#### Written request
Images are not part of the copy; write out the rest of the data exactly as given.
-------------------------
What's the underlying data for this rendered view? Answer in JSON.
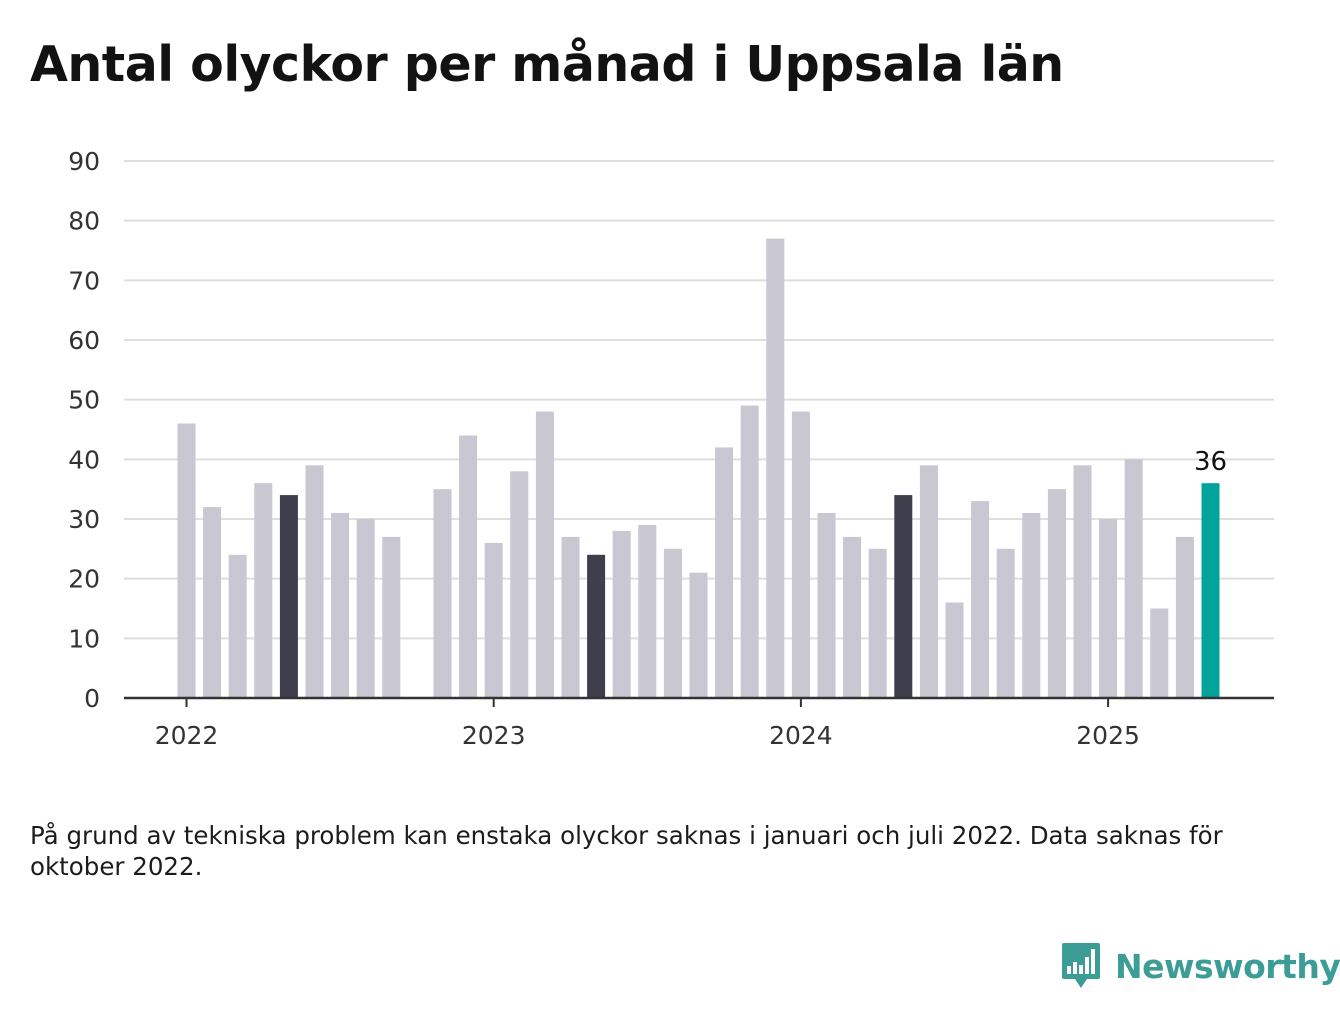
{
  "title": "Antal olyckor per månad i Uppsala län",
  "footnote": "På grund av tekniska problem kan enstaka olyckor saknas i januari och juli 2022. Data saknas för oktober 2022.",
  "brand": {
    "name": "Newsworthy",
    "icon": "newsworthy-chart-bubble-icon",
    "color": "#3c9c96"
  },
  "colors": {
    "bar": "#c8c7d2",
    "bar_may": "#3f3e4c",
    "bar_latest": "#00a49a",
    "grid": "#dedede",
    "axis": "#333333"
  },
  "chart_data": {
    "type": "bar",
    "title": "Antal olyckor per månad i Uppsala län",
    "xlabel": "",
    "ylabel": "",
    "ylim": [
      0,
      90
    ],
    "yticks": [
      0,
      10,
      20,
      30,
      40,
      50,
      60,
      70,
      80,
      90
    ],
    "xticks": [
      "2022",
      "2023",
      "2024",
      "2025"
    ],
    "grid": true,
    "legend": "none",
    "months": [
      "2022-01",
      "2022-02",
      "2022-03",
      "2022-04",
      "2022-05",
      "2022-06",
      "2022-07",
      "2022-08",
      "2022-09",
      "2022-10",
      "2022-11",
      "2022-12",
      "2023-01",
      "2023-02",
      "2023-03",
      "2023-04",
      "2023-05",
      "2023-06",
      "2023-07",
      "2023-08",
      "2023-09",
      "2023-10",
      "2023-11",
      "2023-12",
      "2024-01",
      "2024-02",
      "2024-03",
      "2024-04",
      "2024-05",
      "2024-06",
      "2024-07",
      "2024-08",
      "2024-09",
      "2024-10",
      "2024-11",
      "2024-12",
      "2025-01",
      "2025-02",
      "2025-03",
      "2025-04",
      "2025-05"
    ],
    "values": [
      46,
      32,
      24,
      36,
      34,
      39,
      31,
      30,
      27,
      null,
      35,
      44,
      26,
      38,
      48,
      27,
      24,
      28,
      29,
      25,
      21,
      42,
      49,
      77,
      48,
      31,
      27,
      25,
      34,
      39,
      16,
      33,
      25,
      31,
      35,
      39,
      30,
      40,
      15,
      27,
      36
    ],
    "highlighted_month": "May",
    "latest_label": "36"
  }
}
-------------------------
#### Result
What's the underlying data for this rendered view? Answer in JSON.
{
  "title": "Antal olyckor per månad i Uppsala län",
  "footnote": "På grund av tekniska problem kan enstaka olyckor saknas i januari och juli 2022. Data saknas för oktober 2022.",
  "brand": {
    "name": "Newsworthy",
    "icon": "newsworthy-chart-bubble-icon",
    "color": "#3c9c96"
  },
  "colors": {
    "bar": "#c8c7d2",
    "bar_may": "#3f3e4c",
    "bar_latest": "#00a49a",
    "grid": "#dedede",
    "axis": "#333333"
  },
  "chart_data": {
    "type": "bar",
    "title": "Antal olyckor per månad i Uppsala län",
    "xlabel": "",
    "ylabel": "",
    "ylim": [
      0,
      90
    ],
    "yticks": [
      0,
      10,
      20,
      30,
      40,
      50,
      60,
      70,
      80,
      90
    ],
    "xticks": [
      "2022",
      "2023",
      "2024",
      "2025"
    ],
    "grid": true,
    "legend": "none",
    "months": [
      "2022-01",
      "2022-02",
      "2022-03",
      "2022-04",
      "2022-05",
      "2022-06",
      "2022-07",
      "2022-08",
      "2022-09",
      "2022-10",
      "2022-11",
      "2022-12",
      "2023-01",
      "2023-02",
      "2023-03",
      "2023-04",
      "2023-05",
      "2023-06",
      "2023-07",
      "2023-08",
      "2023-09",
      "2023-10",
      "2023-11",
      "2023-12",
      "2024-01",
      "2024-02",
      "2024-03",
      "2024-04",
      "2024-05",
      "2024-06",
      "2024-07",
      "2024-08",
      "2024-09",
      "2024-10",
      "2024-11",
      "2024-12",
      "2025-01",
      "2025-02",
      "2025-03",
      "2025-04",
      "2025-05"
    ],
    "values": [
      46,
      32,
      24,
      36,
      34,
      39,
      31,
      30,
      27,
      null,
      35,
      44,
      26,
      38,
      48,
      27,
      24,
      28,
      29,
      25,
      21,
      42,
      49,
      77,
      48,
      31,
      27,
      25,
      34,
      39,
      16,
      33,
      25,
      31,
      35,
      39,
      30,
      40,
      15,
      27,
      36
    ],
    "highlighted_month": "May",
    "latest_label": "36"
  }
}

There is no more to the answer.